● Excerpted data:
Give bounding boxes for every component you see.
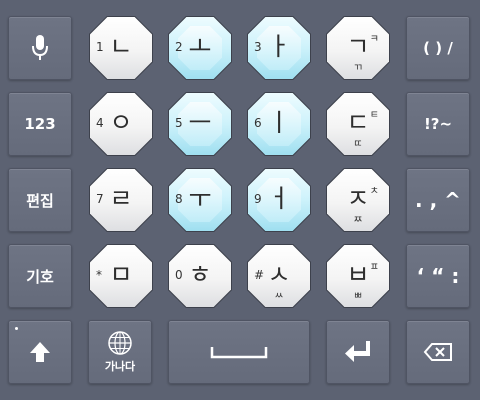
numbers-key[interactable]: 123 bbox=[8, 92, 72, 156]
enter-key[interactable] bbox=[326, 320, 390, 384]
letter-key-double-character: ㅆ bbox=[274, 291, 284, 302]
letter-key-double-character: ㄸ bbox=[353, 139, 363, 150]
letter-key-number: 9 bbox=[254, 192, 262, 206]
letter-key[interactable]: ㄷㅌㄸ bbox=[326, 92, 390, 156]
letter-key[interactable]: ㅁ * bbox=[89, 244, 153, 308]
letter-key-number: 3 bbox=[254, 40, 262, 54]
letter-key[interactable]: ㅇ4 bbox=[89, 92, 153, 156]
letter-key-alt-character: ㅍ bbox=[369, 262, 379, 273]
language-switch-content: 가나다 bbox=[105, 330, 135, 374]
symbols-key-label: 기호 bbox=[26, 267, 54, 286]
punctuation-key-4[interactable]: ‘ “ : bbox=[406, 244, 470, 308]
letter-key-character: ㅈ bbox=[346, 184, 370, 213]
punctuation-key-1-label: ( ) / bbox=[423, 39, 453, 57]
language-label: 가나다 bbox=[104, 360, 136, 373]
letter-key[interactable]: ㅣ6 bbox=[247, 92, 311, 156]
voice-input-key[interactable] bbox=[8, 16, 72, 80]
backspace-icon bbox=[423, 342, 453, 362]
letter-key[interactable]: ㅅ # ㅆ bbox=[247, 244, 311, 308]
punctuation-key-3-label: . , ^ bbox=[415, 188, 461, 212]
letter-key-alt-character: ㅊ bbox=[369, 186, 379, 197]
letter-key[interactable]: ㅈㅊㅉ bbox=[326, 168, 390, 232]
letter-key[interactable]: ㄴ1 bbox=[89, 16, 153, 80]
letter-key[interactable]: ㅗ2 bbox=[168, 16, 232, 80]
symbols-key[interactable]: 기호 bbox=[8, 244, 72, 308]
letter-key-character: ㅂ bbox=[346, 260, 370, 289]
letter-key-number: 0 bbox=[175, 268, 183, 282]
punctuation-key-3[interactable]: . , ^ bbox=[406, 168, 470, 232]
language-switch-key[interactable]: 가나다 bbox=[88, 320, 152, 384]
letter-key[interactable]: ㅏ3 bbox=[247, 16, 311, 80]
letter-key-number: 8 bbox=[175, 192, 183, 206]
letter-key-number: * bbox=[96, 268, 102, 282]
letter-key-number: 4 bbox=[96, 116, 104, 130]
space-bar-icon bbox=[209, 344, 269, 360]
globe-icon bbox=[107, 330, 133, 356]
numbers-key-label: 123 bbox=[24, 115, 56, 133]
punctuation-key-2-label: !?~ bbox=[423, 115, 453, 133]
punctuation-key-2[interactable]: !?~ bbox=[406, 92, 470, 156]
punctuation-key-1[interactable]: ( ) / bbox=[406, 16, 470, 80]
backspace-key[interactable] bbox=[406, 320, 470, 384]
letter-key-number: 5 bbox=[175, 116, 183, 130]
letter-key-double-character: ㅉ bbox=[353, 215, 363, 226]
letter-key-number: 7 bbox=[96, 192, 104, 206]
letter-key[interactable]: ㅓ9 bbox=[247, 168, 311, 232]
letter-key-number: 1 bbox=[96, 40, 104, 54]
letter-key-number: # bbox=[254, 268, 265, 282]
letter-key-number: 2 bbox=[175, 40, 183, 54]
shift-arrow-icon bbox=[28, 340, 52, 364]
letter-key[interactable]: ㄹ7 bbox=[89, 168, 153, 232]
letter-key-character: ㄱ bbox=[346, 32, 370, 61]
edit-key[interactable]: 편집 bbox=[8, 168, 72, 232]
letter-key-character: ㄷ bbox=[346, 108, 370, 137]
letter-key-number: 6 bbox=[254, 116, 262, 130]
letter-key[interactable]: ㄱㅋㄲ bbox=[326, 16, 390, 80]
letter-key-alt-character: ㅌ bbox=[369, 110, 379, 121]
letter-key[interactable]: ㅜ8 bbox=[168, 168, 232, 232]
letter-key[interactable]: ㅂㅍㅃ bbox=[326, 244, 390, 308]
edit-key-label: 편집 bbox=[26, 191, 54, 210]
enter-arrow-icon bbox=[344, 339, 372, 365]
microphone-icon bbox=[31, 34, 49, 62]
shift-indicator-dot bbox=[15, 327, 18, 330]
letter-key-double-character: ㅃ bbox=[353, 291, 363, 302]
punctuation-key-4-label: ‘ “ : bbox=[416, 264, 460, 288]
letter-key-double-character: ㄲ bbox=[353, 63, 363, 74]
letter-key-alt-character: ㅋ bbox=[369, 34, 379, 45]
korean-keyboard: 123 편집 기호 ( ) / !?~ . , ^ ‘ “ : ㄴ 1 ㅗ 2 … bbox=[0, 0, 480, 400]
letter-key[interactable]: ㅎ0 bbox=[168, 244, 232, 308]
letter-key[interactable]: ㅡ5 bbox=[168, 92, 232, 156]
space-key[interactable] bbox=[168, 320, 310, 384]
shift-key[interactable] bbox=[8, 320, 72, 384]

● Exercise: Quote everything from the line containing "numbers-key[interactable]: 123 bbox=[8, 92, 72, 156]" down to the line containing "letter-key-number: 3 bbox=[254, 40, 262, 54]", reproducing those lines exactly.

● Finished answer:
numbers-key[interactable]: 123 bbox=[8, 92, 72, 156]
enter-key[interactable] bbox=[326, 320, 390, 384]
letter-key-double-character: ㅆ bbox=[274, 291, 284, 302]
letter-key-double-character: ㄸ bbox=[353, 139, 363, 150]
letter-key-number: 9 bbox=[254, 192, 262, 206]
letter-key[interactable]: ㄷㅌㄸ bbox=[326, 92, 390, 156]
letter-key[interactable]: ㅁ * bbox=[89, 244, 153, 308]
letter-key-number: 3 bbox=[254, 40, 262, 54]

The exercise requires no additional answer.